Transcribe the material below exactly as it appears.

........

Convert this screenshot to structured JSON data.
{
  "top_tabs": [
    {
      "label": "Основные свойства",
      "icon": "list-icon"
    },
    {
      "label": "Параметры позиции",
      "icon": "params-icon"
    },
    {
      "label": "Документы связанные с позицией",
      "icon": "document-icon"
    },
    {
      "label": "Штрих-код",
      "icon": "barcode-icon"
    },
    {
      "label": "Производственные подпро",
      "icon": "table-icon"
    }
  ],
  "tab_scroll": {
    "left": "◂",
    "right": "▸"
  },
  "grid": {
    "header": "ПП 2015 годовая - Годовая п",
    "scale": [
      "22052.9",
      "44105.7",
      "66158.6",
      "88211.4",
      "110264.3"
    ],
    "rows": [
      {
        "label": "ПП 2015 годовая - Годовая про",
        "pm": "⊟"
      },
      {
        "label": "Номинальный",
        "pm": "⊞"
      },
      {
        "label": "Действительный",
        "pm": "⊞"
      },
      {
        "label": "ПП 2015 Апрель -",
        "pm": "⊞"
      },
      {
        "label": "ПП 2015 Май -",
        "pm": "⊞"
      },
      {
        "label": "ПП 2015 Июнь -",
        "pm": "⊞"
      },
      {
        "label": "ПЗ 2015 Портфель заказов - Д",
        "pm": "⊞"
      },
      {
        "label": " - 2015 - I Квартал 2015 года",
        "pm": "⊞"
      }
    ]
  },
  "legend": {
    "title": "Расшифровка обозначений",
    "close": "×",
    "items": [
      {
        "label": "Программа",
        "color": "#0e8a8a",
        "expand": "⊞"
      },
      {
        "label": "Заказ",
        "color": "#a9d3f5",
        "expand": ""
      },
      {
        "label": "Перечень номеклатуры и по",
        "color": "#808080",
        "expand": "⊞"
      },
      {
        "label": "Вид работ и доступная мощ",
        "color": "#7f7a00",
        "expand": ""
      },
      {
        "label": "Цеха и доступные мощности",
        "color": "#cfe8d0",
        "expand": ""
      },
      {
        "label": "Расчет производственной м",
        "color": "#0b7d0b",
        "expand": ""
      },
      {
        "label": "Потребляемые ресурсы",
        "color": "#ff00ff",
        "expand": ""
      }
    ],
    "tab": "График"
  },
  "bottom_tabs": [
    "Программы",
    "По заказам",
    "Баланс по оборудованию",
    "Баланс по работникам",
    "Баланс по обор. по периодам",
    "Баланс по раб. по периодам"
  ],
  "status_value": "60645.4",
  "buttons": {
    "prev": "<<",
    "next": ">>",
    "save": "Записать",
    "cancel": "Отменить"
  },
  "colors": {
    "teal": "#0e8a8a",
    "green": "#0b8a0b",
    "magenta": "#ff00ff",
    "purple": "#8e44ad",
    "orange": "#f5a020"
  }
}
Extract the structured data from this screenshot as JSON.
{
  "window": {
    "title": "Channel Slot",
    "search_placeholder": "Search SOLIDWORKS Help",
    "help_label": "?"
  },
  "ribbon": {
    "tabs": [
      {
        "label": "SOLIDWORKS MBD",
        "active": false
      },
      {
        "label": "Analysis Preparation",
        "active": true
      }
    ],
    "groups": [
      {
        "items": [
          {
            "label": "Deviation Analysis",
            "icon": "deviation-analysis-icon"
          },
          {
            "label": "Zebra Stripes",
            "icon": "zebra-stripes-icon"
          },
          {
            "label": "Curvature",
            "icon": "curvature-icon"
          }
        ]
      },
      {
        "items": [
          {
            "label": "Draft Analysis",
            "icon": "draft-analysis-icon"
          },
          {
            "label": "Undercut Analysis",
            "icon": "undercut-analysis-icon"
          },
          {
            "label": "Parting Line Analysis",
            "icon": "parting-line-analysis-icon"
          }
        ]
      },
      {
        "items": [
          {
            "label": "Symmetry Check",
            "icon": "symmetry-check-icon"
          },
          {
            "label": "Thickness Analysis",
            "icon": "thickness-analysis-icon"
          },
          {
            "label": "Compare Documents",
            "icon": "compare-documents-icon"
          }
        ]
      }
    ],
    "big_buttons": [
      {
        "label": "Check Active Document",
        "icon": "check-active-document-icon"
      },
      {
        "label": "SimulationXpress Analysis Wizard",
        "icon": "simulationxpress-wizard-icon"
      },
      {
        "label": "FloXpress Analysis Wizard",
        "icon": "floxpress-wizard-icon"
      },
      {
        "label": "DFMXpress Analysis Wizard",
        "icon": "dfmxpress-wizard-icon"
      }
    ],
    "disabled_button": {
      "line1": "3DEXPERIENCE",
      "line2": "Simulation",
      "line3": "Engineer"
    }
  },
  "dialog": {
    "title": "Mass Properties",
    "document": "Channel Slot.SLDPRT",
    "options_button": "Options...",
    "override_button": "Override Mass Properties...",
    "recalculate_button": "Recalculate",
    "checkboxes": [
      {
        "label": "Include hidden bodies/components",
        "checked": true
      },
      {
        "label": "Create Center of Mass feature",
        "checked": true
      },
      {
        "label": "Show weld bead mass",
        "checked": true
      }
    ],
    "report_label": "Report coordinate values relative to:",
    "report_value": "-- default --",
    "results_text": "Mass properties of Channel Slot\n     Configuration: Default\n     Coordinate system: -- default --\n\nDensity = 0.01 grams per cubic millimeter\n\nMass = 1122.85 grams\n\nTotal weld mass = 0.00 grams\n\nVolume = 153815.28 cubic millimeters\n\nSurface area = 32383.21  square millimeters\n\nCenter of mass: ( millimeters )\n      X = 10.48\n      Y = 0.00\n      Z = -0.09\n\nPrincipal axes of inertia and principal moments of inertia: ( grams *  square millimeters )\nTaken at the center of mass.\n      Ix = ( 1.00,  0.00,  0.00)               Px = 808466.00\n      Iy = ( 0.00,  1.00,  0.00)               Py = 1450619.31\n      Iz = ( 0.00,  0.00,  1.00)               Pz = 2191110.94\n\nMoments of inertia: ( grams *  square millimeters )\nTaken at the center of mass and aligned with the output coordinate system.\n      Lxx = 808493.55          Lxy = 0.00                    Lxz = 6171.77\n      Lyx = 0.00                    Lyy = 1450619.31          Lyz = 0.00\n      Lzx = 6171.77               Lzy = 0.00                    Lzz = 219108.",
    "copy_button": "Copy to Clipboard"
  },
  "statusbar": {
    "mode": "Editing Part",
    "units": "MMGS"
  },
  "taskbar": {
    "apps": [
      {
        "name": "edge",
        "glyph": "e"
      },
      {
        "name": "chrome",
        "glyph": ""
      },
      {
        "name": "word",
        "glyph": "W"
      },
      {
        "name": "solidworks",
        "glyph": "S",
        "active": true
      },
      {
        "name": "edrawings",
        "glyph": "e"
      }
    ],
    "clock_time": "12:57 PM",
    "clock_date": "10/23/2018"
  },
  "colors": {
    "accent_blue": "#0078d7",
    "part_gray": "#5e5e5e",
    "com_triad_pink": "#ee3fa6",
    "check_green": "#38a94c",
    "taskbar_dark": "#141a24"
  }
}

........

Exercise response =>
Convert this screenshot to structured JSON data.
{
  "top_tabs": [
    {
      "label": "Основные свойства",
      "icon": "list-icon"
    },
    {
      "label": "Параметры позиции",
      "icon": "params-icon"
    },
    {
      "label": "Документы связанные с позицией",
      "icon": "document-icon"
    },
    {
      "label": "Штрих-код",
      "icon": "barcode-icon"
    },
    {
      "label": "Производственные подпро",
      "icon": "table-icon"
    }
  ],
  "tab_scroll": {
    "left": "◂",
    "right": "▸"
  },
  "grid": {
    "header": "ПП 2015 годовая - Годовая п",
    "scale": [
      "22052.9",
      "44105.7",
      "66158.6",
      "88211.4",
      "110264.3"
    ],
    "rows": [
      {
        "label": "ПП 2015 годовая - Годовая про",
        "pm": "⊟"
      },
      {
        "label": "Номинальный",
        "pm": "⊞"
      },
      {
        "label": "Действительный",
        "pm": "⊞"
      },
      {
        "label": "ПП 2015 Апрель -",
        "pm": "⊞"
      },
      {
        "label": "ПП 2015 Май -",
        "pm": "⊞"
      },
      {
        "label": "ПП 2015 Июнь -",
        "pm": "⊞"
      },
      {
        "label": "ПЗ 2015 Портфель заказов - Д",
        "pm": "⊞"
      },
      {
        "label": " - 2015 - I Квартал 2015 года",
        "pm": "⊞"
      }
    ]
  },
  "legend": {
    "title": "Расшифровка обозначений",
    "close": "×",
    "items": [
      {
        "label": "Программа",
        "color": "#0e8a8a",
        "expand": "⊞"
      },
      {
        "label": "Заказ",
        "color": "#a9d3f5",
        "expand": ""
      },
      {
        "label": "Перечень номеклатуры и по",
        "color": "#808080",
        "expand": "⊞"
      },
      {
        "label": "Вид работ и доступная мощ",
        "color": "#7f7a00",
        "expand": ""
      },
      {
        "label": "Цеха и доступные мощности",
        "color": "#cfe8d0",
        "expand": ""
      },
      {
        "label": "Расчет производственной м",
        "color": "#0b7d0b",
        "expand": ""
      },
      {
        "label": "Потребляемые ресурсы",
        "color": "#ff00ff",
        "expand": ""
      }
    ],
    "tab": "График"
  },
  "bottom_tabs": [
    "Программы",
    "По заказам",
    "Баланс по оборудованию",
    "Баланс по работникам",
    "Баланс по обор. по периодам",
    "Баланс по раб. по периодам"
  ],
  "status_value": "60645.4",
  "buttons": {
    "prev": "<<",
    "next": ">>",
    "save": "Записать",
    "cancel": "Отменить"
  },
  "colors": {
    "teal": "#0e8a8a",
    "green": "#0b8a0b",
    "magenta": "#ff00ff",
    "purple": "#8e44ad",
    "orange": "#f5a020"
  }
}
Extract the structured data from this screenshot as JSON.
{
  "window": {
    "title": "Channel Slot",
    "search_placeholder": "Search SOLIDWORKS Help",
    "help_label": "?"
  },
  "ribbon": {
    "tabs": [
      {
        "label": "SOLIDWORKS MBD",
        "active": false
      },
      {
        "label": "Analysis Preparation",
        "active": true
      }
    ],
    "groups": [
      {
        "items": [
          {
            "label": "Deviation Analysis",
            "icon": "deviation-analysis-icon"
          },
          {
            "label": "Zebra Stripes",
            "icon": "zebra-stripes-icon"
          },
          {
            "label": "Curvature",
            "icon": "curvature-icon"
          }
        ]
      },
      {
        "items": [
          {
            "label": "Draft Analysis",
            "icon": "draft-analysis-icon"
          },
          {
            "label": "Undercut Analysis",
            "icon": "undercut-analysis-icon"
          },
          {
            "label": "Parting Line Analysis",
            "icon": "parting-line-analysis-icon"
          }
        ]
      },
      {
        "items": [
          {
            "label": "Symmetry Check",
            "icon": "symmetry-check-icon"
          },
          {
            "label": "Thickness Analysis",
            "icon": "thickness-analysis-icon"
          },
          {
            "label": "Compare Documents",
            "icon": "compare-documents-icon"
          }
        ]
      }
    ],
    "big_buttons": [
      {
        "label": "Check Active Document",
        "icon": "check-active-document-icon"
      },
      {
        "label": "SimulationXpress Analysis Wizard",
        "icon": "simulationxpress-wizard-icon"
      },
      {
        "label": "FloXpress Analysis Wizard",
        "icon": "floxpress-wizard-icon"
      },
      {
        "label": "DFMXpress Analysis Wizard",
        "icon": "dfmxpress-wizard-icon"
      }
    ],
    "disabled_button": {
      "line1": "3DEXPERIENCE",
      "line2": "Simulation",
      "line3": "Engineer"
    }
  },
  "dialog": {
    "title": "Mass Properties",
    "document": "Channel Slot.SLDPRT",
    "options_button": "Options...",
    "override_button": "Override Mass Properties...",
    "recalculate_button": "Recalculate",
    "checkboxes": [
      {
        "label": "Include hidden bodies/components",
        "checked": true
      },
      {
        "label": "Create Center of Mass feature",
        "checked": true
      },
      {
        "label": "Show weld bead mass",
        "checked": true
      }
    ],
    "report_label": "Report coordinate values relative to:",
    "report_value": "-- default --",
    "results_text": "Mass properties of Channel Slot\n     Configuration: Default\n     Coordinate system: -- default --\n\nDensity = 0.01 grams per cubic millimeter\n\nMass = 1122.85 grams\n\nTotal weld mass = 0.00 grams\n\nVolume = 153815.28 cubic millimeters\n\nSurface area = 32383.21  square millimeters\n\nCenter of mass: ( millimeters )\n      X = 10.48\n      Y = 0.00\n      Z = -0.09\n\nPrincipal axes of inertia and principal moments of inertia: ( grams *  square millimeters )\nTaken at the center of mass.\n      Ix = ( 1.00,  0.00,  0.00)               Px = 808466.00\n      Iy = ( 0.00,  1.00,  0.00)               Py = 1450619.31\n      Iz = ( 0.00,  0.00,  1.00)               Pz = 2191110.94\n\nMoments of inertia: ( grams *  square millimeters )\nTaken at the center of mass and aligned with the output coordinate system.\n      Lxx = 808493.55          Lxy = 0.00                    Lxz = 6171.77\n      Lyx = 0.00                    Lyy = 1450619.31          Lyz = 0.00\n      Lzx = 6171.77               Lzy = 0.00                    Lzz = 219108.",
    "copy_button": "Copy to Clipboard"
  },
  "statusbar": {
    "mode": "Editing Part",
    "units": "MMGS"
  },
  "taskbar": {
    "apps": [
      {
        "name": "edge",
        "glyph": "e"
      },
      {
        "name": "chrome",
        "glyph": ""
      },
      {
        "name": "word",
        "glyph": "W"
      },
      {
        "name": "solidworks",
        "glyph": "S",
        "active": true
      },
      {
        "name": "edrawings",
        "glyph": "e"
      }
    ],
    "clock_time": "12:57 PM",
    "clock_date": "10/23/2018"
  },
  "colors": {
    "accent_blue": "#0078d7",
    "part_gray": "#5e5e5e",
    "com_triad_pink": "#ee3fa6",
    "check_green": "#38a94c",
    "taskbar_dark": "#141a24"
  }
}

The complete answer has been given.